Data excerpts:
════

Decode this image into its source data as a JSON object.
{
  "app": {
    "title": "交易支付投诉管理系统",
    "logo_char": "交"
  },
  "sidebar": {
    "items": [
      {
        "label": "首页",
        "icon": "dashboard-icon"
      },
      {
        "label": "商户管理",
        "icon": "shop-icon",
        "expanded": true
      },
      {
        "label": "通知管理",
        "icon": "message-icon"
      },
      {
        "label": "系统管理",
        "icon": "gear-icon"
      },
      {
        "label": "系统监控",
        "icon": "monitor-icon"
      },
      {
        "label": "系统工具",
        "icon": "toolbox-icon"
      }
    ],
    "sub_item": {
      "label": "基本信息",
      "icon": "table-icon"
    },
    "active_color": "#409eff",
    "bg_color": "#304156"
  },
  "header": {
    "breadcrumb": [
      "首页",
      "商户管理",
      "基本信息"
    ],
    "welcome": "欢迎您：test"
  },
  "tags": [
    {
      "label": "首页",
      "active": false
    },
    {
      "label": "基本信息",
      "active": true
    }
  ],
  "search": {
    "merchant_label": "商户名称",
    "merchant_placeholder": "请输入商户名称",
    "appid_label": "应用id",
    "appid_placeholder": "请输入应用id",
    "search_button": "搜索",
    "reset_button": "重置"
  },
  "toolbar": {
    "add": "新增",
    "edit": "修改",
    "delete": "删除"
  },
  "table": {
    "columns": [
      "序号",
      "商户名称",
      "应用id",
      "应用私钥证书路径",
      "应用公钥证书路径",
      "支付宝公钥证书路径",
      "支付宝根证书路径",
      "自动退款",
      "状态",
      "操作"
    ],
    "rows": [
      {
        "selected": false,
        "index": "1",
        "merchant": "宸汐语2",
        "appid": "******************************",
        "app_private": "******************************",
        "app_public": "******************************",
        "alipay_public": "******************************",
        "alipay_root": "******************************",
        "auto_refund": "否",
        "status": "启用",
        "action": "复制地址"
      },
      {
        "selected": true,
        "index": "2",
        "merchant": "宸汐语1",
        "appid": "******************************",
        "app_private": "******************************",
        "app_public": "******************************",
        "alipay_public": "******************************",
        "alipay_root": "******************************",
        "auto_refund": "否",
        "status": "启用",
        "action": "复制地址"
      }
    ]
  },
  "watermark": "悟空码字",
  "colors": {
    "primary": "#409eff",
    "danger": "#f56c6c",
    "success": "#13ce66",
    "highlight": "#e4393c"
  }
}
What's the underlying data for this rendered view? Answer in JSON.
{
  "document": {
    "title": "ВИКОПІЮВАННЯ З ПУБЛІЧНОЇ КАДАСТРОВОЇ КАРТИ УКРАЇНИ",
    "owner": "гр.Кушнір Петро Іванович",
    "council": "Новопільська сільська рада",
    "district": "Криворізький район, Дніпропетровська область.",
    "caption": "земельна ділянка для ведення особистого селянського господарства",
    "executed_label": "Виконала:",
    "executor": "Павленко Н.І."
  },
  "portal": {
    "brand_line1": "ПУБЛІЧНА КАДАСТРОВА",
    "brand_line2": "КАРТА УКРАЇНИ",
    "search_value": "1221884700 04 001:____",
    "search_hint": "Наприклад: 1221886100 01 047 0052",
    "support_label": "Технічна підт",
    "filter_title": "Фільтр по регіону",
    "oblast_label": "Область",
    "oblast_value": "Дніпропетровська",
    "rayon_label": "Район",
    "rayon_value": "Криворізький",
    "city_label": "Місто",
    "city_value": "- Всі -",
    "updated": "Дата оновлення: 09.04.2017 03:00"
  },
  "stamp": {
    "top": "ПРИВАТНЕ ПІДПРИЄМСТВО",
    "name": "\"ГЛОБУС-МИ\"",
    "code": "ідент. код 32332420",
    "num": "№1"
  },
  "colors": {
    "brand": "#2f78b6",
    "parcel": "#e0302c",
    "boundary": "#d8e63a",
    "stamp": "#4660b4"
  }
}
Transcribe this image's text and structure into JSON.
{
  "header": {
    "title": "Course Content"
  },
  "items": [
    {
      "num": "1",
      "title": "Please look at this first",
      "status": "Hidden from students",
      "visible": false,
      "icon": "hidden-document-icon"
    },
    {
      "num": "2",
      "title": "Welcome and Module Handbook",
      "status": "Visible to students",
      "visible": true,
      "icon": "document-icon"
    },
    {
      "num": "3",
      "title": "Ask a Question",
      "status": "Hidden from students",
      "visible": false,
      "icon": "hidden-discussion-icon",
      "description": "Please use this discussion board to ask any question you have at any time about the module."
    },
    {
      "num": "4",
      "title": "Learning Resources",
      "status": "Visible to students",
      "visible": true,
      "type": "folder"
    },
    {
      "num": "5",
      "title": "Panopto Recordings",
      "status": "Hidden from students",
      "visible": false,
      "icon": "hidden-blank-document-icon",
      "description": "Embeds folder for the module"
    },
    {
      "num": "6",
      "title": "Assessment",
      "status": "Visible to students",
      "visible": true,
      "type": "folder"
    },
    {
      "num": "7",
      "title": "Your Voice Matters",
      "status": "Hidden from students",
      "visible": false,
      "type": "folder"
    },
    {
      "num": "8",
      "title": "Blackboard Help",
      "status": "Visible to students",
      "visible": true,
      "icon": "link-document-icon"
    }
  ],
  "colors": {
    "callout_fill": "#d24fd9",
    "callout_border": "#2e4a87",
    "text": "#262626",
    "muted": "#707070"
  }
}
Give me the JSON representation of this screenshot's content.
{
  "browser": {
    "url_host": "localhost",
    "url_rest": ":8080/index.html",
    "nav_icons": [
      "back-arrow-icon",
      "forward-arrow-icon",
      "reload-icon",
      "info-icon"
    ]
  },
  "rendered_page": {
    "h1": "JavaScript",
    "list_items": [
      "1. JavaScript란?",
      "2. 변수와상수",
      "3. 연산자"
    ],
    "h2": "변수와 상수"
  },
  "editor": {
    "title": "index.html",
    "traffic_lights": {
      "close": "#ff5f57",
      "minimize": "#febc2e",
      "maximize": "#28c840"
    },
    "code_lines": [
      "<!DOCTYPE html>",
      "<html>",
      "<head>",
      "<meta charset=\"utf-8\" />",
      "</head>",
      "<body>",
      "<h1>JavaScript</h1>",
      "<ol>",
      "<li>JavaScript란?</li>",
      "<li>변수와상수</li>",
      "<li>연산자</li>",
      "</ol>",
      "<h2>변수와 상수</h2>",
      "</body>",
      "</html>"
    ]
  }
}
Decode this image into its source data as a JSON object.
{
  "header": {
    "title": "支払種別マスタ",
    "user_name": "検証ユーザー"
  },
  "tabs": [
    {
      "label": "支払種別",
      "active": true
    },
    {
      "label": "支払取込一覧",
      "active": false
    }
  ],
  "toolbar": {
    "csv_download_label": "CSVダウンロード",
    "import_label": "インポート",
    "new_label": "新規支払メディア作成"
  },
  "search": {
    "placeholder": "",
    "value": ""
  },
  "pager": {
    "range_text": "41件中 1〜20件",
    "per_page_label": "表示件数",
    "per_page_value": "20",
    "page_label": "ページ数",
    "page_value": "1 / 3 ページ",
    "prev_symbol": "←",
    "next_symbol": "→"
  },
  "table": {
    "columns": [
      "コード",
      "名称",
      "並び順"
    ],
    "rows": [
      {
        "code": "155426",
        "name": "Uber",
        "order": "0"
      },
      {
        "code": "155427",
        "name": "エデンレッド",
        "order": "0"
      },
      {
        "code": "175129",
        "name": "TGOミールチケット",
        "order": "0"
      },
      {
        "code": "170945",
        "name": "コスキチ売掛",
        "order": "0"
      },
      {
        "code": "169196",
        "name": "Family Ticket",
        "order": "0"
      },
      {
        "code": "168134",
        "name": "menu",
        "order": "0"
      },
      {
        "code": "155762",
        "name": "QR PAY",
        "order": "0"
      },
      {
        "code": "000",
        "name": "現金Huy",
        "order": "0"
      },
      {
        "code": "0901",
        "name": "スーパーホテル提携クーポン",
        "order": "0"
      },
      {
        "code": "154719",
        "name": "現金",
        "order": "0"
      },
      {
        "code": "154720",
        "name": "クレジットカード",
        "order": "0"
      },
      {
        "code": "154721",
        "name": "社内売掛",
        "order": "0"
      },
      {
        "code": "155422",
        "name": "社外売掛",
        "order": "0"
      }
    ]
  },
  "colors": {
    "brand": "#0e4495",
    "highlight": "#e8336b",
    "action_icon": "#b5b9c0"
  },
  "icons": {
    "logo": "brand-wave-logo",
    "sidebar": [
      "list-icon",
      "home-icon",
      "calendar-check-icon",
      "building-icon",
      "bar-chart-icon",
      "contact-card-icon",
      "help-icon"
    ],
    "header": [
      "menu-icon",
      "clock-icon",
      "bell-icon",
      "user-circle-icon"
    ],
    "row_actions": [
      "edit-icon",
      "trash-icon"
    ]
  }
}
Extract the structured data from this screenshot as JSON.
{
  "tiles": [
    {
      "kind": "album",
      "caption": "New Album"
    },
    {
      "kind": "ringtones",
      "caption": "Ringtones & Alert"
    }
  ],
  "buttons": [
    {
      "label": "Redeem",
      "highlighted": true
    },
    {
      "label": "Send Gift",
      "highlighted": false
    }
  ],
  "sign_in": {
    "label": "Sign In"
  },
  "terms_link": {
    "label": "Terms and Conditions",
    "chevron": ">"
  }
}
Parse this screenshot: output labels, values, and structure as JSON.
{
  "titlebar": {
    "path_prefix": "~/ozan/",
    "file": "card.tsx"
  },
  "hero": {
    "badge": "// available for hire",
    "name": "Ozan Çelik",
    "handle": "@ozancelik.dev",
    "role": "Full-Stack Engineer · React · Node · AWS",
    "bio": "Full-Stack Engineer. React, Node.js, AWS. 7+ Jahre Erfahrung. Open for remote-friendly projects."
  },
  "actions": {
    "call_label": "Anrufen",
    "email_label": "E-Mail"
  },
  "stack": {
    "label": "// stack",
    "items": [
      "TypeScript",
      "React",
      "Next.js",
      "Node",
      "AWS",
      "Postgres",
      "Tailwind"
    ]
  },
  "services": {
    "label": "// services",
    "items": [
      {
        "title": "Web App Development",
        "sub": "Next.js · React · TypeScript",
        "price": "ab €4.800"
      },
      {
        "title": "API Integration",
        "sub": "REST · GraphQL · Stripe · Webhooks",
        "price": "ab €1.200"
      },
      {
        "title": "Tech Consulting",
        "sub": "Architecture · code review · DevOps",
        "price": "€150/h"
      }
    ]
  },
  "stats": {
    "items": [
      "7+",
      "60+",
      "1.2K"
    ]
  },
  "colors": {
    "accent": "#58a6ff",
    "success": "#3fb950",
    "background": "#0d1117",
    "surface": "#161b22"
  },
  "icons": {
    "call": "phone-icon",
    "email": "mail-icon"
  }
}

════

Direction
Look through the entries above. Extract each line with the word "index".

Expected answer
        "index": "1",
        "index": "2",
    "url_rest": ":8080/index.html",
    "title": "index.html",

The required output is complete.